Extracts from a graphics dataset
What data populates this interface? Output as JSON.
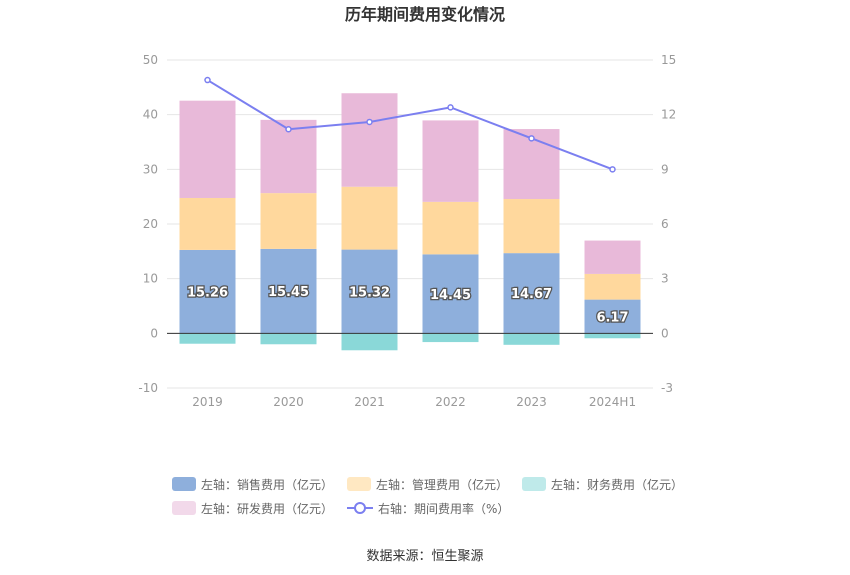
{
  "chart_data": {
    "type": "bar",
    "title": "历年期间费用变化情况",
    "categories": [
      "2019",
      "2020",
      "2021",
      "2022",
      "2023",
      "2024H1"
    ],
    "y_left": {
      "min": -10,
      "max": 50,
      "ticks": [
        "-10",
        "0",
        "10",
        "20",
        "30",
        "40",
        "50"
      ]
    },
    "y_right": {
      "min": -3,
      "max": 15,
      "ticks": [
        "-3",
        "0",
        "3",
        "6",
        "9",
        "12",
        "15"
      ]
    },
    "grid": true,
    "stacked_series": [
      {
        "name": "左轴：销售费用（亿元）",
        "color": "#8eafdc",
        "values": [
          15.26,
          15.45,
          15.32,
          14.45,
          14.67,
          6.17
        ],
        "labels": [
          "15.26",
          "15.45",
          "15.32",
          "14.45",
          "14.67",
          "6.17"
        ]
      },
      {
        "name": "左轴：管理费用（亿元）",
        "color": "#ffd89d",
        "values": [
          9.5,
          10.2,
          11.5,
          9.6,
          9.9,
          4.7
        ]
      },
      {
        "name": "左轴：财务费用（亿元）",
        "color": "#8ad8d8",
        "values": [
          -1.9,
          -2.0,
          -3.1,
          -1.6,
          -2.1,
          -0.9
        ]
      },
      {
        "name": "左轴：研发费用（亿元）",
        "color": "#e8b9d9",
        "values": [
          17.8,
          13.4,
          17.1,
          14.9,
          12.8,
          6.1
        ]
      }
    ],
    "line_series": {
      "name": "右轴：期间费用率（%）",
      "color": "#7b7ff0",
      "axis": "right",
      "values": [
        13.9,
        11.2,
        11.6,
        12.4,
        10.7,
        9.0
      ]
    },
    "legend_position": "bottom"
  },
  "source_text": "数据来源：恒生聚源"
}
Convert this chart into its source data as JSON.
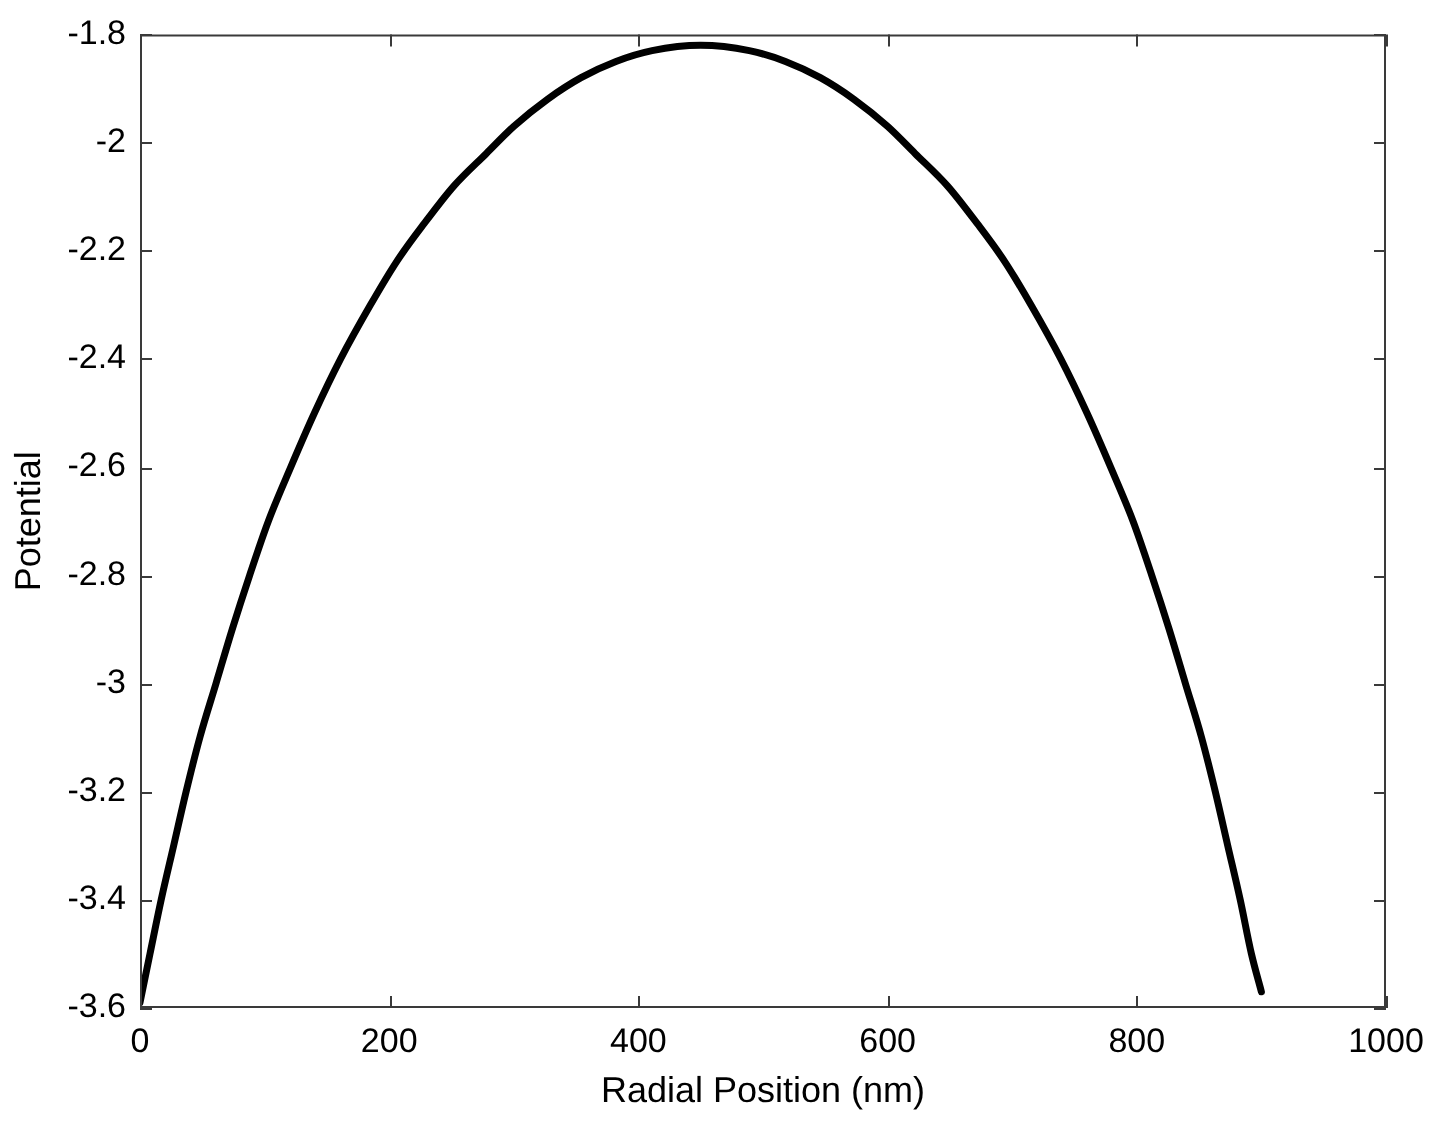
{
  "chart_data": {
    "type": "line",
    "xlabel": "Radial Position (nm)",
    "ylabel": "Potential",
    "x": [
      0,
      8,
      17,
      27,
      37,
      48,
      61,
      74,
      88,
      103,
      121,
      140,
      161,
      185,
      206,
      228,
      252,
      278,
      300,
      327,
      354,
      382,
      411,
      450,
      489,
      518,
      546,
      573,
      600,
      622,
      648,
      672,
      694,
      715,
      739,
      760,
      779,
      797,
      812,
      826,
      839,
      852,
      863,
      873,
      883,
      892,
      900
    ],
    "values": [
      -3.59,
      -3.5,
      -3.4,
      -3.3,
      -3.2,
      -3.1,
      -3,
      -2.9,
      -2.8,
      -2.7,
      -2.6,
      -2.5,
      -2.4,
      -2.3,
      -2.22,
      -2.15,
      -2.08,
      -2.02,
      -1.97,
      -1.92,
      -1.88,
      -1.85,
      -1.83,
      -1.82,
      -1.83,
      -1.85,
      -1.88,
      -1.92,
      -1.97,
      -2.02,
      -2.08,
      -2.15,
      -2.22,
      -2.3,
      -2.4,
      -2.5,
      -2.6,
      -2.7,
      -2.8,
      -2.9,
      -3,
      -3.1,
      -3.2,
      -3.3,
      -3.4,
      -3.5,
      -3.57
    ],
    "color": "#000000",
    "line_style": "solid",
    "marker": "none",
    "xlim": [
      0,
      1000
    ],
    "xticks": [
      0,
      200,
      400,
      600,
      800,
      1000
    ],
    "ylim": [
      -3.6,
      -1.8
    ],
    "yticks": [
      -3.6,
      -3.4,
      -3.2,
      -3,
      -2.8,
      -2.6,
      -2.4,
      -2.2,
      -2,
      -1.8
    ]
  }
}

--

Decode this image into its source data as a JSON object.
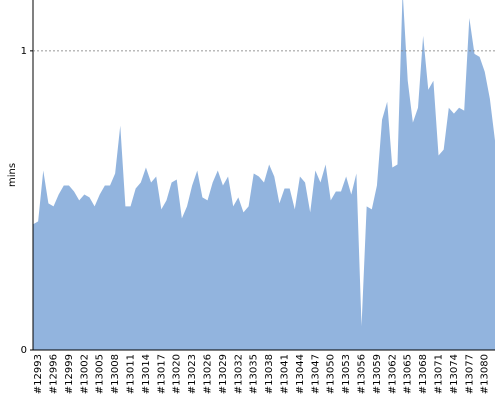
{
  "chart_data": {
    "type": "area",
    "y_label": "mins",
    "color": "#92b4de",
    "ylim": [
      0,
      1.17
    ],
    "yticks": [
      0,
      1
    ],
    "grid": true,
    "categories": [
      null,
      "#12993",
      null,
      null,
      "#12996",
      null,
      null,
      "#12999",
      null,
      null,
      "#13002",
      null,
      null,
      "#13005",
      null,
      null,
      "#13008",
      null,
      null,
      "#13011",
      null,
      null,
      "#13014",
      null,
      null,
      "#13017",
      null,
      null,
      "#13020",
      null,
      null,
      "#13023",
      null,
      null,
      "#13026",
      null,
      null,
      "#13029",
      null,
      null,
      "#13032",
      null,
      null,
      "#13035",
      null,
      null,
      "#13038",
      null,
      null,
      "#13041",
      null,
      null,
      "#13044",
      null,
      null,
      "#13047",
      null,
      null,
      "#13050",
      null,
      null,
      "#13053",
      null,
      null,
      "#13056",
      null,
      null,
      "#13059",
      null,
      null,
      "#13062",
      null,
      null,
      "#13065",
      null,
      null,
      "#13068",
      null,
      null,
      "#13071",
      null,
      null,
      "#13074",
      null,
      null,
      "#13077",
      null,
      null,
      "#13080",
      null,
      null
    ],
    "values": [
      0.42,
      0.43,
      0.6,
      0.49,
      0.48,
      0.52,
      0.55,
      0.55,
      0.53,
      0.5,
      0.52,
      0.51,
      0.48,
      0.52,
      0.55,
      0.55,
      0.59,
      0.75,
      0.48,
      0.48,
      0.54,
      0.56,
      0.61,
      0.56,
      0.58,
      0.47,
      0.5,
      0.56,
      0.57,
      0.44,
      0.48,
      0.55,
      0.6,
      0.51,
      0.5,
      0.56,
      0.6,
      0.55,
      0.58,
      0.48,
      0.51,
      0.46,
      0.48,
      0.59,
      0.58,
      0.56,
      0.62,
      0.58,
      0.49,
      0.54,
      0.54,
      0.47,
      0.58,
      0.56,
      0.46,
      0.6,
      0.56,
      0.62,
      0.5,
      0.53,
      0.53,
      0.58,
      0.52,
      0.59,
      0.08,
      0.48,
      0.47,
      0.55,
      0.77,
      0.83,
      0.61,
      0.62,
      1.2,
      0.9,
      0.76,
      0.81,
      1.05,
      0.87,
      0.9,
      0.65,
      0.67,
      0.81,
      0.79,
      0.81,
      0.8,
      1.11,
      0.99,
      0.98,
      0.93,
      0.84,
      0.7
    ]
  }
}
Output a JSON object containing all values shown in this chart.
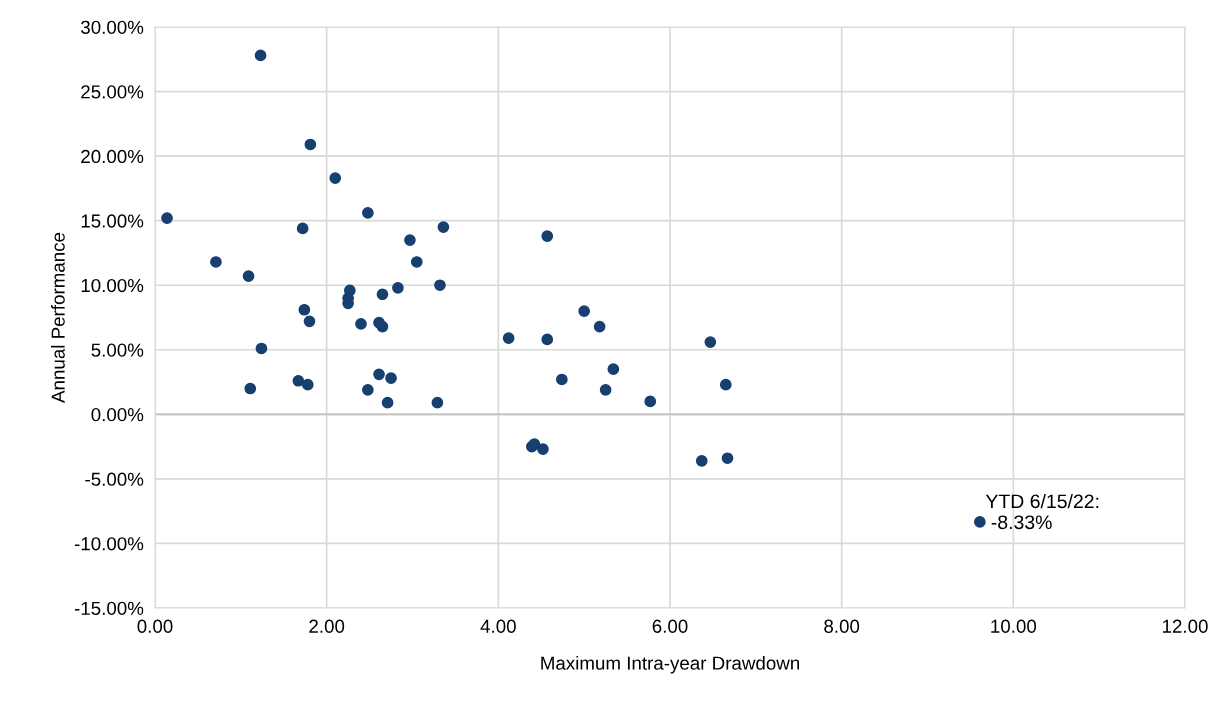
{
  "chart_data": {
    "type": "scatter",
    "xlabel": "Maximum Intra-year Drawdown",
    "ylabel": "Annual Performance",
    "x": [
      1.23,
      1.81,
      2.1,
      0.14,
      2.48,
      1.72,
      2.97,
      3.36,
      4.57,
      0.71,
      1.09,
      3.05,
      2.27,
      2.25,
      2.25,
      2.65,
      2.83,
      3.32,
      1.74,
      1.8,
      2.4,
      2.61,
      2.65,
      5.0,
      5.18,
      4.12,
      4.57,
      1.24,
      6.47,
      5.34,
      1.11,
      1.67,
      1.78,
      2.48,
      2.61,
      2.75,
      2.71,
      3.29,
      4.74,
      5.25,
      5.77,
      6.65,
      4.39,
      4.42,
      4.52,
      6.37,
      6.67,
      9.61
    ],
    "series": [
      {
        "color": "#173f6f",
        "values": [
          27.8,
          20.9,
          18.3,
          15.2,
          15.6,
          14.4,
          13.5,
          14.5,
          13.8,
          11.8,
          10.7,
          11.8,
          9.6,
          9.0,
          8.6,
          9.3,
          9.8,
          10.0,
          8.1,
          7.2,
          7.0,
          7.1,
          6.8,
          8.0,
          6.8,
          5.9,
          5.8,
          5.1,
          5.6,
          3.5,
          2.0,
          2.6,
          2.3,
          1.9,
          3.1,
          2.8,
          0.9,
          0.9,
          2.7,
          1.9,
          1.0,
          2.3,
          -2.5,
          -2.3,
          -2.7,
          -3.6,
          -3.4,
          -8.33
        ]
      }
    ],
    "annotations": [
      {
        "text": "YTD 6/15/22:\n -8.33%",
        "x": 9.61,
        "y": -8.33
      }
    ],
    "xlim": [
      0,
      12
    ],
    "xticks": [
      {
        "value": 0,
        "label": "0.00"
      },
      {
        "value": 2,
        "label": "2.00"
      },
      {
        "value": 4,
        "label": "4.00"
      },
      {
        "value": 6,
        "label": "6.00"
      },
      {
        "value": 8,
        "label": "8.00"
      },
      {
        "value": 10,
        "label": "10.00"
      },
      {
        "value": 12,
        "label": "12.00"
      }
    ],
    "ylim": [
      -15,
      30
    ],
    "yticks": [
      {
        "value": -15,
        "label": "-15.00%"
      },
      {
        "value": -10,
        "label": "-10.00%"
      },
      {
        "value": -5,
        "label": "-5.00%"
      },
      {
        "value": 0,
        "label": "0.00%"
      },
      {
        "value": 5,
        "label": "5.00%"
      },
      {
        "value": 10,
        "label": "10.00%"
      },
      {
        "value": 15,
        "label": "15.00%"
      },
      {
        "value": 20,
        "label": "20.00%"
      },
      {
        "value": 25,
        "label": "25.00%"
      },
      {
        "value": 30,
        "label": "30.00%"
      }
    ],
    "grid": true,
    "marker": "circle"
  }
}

---

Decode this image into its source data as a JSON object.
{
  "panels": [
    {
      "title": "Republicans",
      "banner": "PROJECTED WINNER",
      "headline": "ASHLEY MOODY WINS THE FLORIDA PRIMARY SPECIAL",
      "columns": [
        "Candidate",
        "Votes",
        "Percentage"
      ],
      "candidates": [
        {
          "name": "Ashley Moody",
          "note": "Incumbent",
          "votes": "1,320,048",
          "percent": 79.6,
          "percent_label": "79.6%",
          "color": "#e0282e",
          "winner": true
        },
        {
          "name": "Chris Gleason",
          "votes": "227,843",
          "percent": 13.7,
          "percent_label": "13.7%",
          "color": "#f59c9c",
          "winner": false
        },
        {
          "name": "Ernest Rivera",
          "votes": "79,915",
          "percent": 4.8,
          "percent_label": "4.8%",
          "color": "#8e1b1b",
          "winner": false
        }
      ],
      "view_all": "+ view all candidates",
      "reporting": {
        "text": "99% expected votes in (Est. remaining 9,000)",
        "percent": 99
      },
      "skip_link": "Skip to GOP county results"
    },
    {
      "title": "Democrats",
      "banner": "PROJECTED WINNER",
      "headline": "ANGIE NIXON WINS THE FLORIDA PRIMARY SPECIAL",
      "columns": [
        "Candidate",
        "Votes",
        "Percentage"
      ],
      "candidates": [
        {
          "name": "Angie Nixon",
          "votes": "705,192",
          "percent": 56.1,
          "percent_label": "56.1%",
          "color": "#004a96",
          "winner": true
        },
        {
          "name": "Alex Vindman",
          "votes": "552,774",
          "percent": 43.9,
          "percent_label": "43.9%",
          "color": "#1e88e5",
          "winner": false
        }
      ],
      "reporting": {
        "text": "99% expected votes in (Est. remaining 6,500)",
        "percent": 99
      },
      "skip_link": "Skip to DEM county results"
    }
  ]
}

* What you should do
Find each line holding "remaining". Copy it out.

* Response below
        "text": "99% expected votes in (Est. remaining 9,000)",
        "text": "99% expected votes in (Est. remaining 6,500)",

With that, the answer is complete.